What is asked
Return, word for word, every line that follows.

Working data

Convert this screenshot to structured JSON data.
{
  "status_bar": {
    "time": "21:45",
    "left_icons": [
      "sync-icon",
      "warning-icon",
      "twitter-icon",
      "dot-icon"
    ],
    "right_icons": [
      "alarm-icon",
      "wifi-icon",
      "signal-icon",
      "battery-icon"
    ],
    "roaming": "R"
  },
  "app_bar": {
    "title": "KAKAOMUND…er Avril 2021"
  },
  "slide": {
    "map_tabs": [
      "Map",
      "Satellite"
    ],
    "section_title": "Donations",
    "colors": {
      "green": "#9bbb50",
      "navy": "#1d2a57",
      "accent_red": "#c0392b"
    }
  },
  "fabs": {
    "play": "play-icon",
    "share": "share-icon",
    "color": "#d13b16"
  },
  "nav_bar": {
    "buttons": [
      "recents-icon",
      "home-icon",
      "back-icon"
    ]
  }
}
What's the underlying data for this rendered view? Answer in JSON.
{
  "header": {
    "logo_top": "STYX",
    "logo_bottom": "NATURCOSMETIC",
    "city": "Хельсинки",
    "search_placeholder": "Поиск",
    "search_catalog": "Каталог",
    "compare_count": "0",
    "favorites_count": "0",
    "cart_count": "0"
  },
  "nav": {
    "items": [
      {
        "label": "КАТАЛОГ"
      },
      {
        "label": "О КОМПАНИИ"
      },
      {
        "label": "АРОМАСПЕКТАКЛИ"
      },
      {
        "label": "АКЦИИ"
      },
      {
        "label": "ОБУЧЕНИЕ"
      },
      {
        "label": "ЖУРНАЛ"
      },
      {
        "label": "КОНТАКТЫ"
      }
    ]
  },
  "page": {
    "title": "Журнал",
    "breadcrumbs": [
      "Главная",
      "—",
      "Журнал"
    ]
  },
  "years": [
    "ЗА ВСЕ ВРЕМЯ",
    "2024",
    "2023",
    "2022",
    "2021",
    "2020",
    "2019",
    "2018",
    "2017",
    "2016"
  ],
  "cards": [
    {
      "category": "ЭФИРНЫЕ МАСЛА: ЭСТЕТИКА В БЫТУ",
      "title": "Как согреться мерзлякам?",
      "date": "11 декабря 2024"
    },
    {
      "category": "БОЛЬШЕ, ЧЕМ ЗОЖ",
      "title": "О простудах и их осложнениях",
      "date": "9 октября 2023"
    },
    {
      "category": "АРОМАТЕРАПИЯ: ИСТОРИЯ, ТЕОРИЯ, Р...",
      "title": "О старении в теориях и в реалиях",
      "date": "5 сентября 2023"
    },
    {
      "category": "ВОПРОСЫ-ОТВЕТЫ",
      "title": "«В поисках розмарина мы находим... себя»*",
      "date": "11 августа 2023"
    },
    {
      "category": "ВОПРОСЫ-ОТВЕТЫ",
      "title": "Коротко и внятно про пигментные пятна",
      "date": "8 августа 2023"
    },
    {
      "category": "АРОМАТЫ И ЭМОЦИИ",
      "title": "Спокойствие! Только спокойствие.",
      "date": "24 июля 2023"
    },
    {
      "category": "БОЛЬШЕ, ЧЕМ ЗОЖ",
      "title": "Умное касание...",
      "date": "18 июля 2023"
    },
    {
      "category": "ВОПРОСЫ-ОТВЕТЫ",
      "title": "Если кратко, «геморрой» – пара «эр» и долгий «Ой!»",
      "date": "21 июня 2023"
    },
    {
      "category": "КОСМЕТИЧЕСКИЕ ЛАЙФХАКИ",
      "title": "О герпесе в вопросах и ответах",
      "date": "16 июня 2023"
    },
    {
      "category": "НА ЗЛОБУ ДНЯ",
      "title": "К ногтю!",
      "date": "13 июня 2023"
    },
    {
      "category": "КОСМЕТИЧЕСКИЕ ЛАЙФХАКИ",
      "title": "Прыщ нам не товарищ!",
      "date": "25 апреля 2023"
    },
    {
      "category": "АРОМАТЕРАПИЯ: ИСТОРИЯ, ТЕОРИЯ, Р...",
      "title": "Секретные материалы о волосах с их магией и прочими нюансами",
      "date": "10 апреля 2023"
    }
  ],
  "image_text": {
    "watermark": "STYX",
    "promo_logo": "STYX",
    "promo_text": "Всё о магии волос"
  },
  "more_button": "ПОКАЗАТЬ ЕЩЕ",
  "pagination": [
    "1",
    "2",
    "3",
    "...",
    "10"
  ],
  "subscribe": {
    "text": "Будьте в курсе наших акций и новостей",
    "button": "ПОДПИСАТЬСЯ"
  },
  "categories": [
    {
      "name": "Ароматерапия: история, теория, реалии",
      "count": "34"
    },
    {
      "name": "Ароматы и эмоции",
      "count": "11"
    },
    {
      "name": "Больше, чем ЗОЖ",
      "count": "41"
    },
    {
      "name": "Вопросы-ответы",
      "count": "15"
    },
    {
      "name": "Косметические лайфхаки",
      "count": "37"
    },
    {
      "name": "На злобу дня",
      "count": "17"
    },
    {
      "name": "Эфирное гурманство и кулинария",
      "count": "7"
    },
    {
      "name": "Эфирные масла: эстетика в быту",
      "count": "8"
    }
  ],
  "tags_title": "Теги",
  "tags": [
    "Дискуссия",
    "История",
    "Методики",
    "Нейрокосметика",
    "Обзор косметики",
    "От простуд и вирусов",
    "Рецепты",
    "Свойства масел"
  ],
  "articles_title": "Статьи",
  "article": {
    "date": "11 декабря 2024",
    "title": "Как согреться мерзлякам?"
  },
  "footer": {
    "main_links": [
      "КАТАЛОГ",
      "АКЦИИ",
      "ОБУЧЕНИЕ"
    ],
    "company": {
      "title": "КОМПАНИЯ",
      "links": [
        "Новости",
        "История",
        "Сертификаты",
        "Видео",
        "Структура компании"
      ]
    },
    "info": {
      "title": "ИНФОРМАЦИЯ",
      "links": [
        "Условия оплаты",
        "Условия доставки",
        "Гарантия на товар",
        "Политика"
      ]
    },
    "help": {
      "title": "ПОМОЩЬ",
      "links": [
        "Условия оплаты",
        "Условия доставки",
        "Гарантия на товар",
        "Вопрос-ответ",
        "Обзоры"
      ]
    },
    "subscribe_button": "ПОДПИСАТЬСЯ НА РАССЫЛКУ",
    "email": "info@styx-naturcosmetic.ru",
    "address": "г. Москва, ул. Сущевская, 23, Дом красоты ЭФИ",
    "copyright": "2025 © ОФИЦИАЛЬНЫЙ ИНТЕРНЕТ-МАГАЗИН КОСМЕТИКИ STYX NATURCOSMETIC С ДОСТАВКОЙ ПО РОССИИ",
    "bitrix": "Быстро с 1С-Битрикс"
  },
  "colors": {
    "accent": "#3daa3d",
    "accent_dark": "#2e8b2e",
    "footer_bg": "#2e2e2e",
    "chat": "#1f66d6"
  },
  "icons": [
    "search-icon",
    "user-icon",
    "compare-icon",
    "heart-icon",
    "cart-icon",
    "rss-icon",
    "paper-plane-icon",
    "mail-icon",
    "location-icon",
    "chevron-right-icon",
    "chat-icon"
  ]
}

Output below
Convert this screenshot to structured JSON data.
{
  "status_bar": {
    "time": "21:45",
    "left_icons": [
      "sync-icon",
      "warning-icon",
      "twitter-icon",
      "dot-icon"
    ],
    "right_icons": [
      "alarm-icon",
      "wifi-icon",
      "signal-icon",
      "battery-icon"
    ],
    "roaming": "R"
  },
  "app_bar": {
    "title": "KAKAOMUND…er Avril 2021"
  },
  "slide": {
    "map_tabs": [
      "Map",
      "Satellite"
    ],
    "section_title": "Donations",
    "colors": {
      "green": "#9bbb50",
      "navy": "#1d2a57",
      "accent_red": "#c0392b"
    }
  },
  "fabs": {
    "play": "play-icon",
    "share": "share-icon",
    "color": "#d13b16"
  },
  "nav_bar": {
    "buttons": [
      "recents-icon",
      "home-icon",
      "back-icon"
    ]
  }
}
What's the underlying data for this rendered view? Answer in JSON.
{
  "header": {
    "logo_top": "STYX",
    "logo_bottom": "NATURCOSMETIC",
    "city": "Хельсинки",
    "search_placeholder": "Поиск",
    "search_catalog": "Каталог",
    "compare_count": "0",
    "favorites_count": "0",
    "cart_count": "0"
  },
  "nav": {
    "items": [
      {
        "label": "КАТАЛОГ"
      },
      {
        "label": "О КОМПАНИИ"
      },
      {
        "label": "АРОМАСПЕКТАКЛИ"
      },
      {
        "label": "АКЦИИ"
      },
      {
        "label": "ОБУЧЕНИЕ"
      },
      {
        "label": "ЖУРНАЛ"
      },
      {
        "label": "КОНТАКТЫ"
      }
    ]
  },
  "page": {
    "title": "Журнал",
    "breadcrumbs": [
      "Главная",
      "—",
      "Журнал"
    ]
  },
  "years": [
    "ЗА ВСЕ ВРЕМЯ",
    "2024",
    "2023",
    "2022",
    "2021",
    "2020",
    "2019",
    "2018",
    "2017",
    "2016"
  ],
  "cards": [
    {
      "category": "ЭФИРНЫЕ МАСЛА: ЭСТЕТИКА В БЫТУ",
      "title": "Как согреться мерзлякам?",
      "date": "11 декабря 2024"
    },
    {
      "category": "БОЛЬШЕ, ЧЕМ ЗОЖ",
      "title": "О простудах и их осложнениях",
      "date": "9 октября 2023"
    },
    {
      "category": "АРОМАТЕРАПИЯ: ИСТОРИЯ, ТЕОРИЯ, Р...",
      "title": "О старении в теориях и в реалиях",
      "date": "5 сентября 2023"
    },
    {
      "category": "ВОПРОСЫ-ОТВЕТЫ",
      "title": "«В поисках розмарина мы находим... себя»*",
      "date": "11 августа 2023"
    },
    {
      "category": "ВОПРОСЫ-ОТВЕТЫ",
      "title": "Коротко и внятно про пигментные пятна",
      "date": "8 августа 2023"
    },
    {
      "category": "АРОМАТЫ И ЭМОЦИИ",
      "title": "Спокойствие! Только спокойствие.",
      "date": "24 июля 2023"
    },
    {
      "category": "БОЛЬШЕ, ЧЕМ ЗОЖ",
      "title": "Умное касание...",
      "date": "18 июля 2023"
    },
    {
      "category": "ВОПРОСЫ-ОТВЕТЫ",
      "title": "Если кратко, «геморрой» – пара «эр» и долгий «Ой!»",
      "date": "21 июня 2023"
    },
    {
      "category": "КОСМЕТИЧЕСКИЕ ЛАЙФХАКИ",
      "title": "О герпесе в вопросах и ответах",
      "date": "16 июня 2023"
    },
    {
      "category": "НА ЗЛОБУ ДНЯ",
      "title": "К ногтю!",
      "date": "13 июня 2023"
    },
    {
      "category": "КОСМЕТИЧЕСКИЕ ЛАЙФХАКИ",
      "title": "Прыщ нам не товарищ!",
      "date": "25 апреля 2023"
    },
    {
      "category": "АРОМАТЕРАПИЯ: ИСТОРИЯ, ТЕОРИЯ, Р...",
      "title": "Секретные материалы о волосах с их магией и прочими нюансами",
      "date": "10 апреля 2023"
    }
  ],
  "image_text": {
    "watermark": "STYX",
    "promo_logo": "STYX",
    "promo_text": "Всё о магии волос"
  },
  "more_button": "ПОКАЗАТЬ ЕЩЕ",
  "pagination": [
    "1",
    "2",
    "3",
    "...",
    "10"
  ],
  "subscribe": {
    "text": "Будьте в курсе наших акций и новостей",
    "button": "ПОДПИСАТЬСЯ"
  },
  "categories": [
    {
      "name": "Ароматерапия: история, теория, реалии",
      "count": "34"
    },
    {
      "name": "Ароматы и эмоции",
      "count": "11"
    },
    {
      "name": "Больше, чем ЗОЖ",
      "count": "41"
    },
    {
      "name": "Вопросы-ответы",
      "count": "15"
    },
    {
      "name": "Косметические лайфхаки",
      "count": "37"
    },
    {
      "name": "На злобу дня",
      "count": "17"
    },
    {
      "name": "Эфирное гурманство и кулинария",
      "count": "7"
    },
    {
      "name": "Эфирные масла: эстетика в быту",
      "count": "8"
    }
  ],
  "tags_title": "Теги",
  "tags": [
    "Дискуссия",
    "История",
    "Методики",
    "Нейрокосметика",
    "Обзор косметики",
    "От простуд и вирусов",
    "Рецепты",
    "Свойства масел"
  ],
  "articles_title": "Статьи",
  "article": {
    "date": "11 декабря 2024",
    "title": "Как согреться мерзлякам?"
  },
  "footer": {
    "main_links": [
      "КАТАЛОГ",
      "АКЦИИ",
      "ОБУЧЕНИЕ"
    ],
    "company": {
      "title": "КОМПАНИЯ",
      "links": [
        "Новости",
        "История",
        "Сертификаты",
        "Видео",
        "Структура компании"
      ]
    },
    "info": {
      "title": "ИНФОРМАЦИЯ",
      "links": [
        "Условия оплаты",
        "Условия доставки",
        "Гарантия на товар",
        "Политика"
      ]
    },
    "help": {
      "title": "ПОМОЩЬ",
      "links": [
        "Условия оплаты",
        "Условия доставки",
        "Гарантия на товар",
        "Вопрос-ответ",
        "Обзоры"
      ]
    },
    "subscribe_button": "ПОДПИСАТЬСЯ НА РАССЫЛКУ",
    "email": "info@styx-naturcosmetic.ru",
    "address": "г. Москва, ул. Сущевская, 23, Дом красоты ЭФИ",
    "copyright": "2025 © ОФИЦИАЛЬНЫЙ ИНТЕРНЕТ-МАГАЗИН КОСМЕТИКИ STYX NATURCOSMETIC С ДОСТАВКОЙ ПО РОССИИ",
    "bitrix": "Быстро с 1С-Битрикс"
  },
  "colors": {
    "accent": "#3daa3d",
    "accent_dark": "#2e8b2e",
    "footer_bg": "#2e2e2e",
    "chat": "#1f66d6"
  },
  "icons": [
    "search-icon",
    "user-icon",
    "compare-icon",
    "heart-icon",
    "cart-icon",
    "rss-icon",
    "paper-plane-icon",
    "mail-icon",
    "location-icon",
    "chevron-right-icon",
    "chat-icon"
  ]
}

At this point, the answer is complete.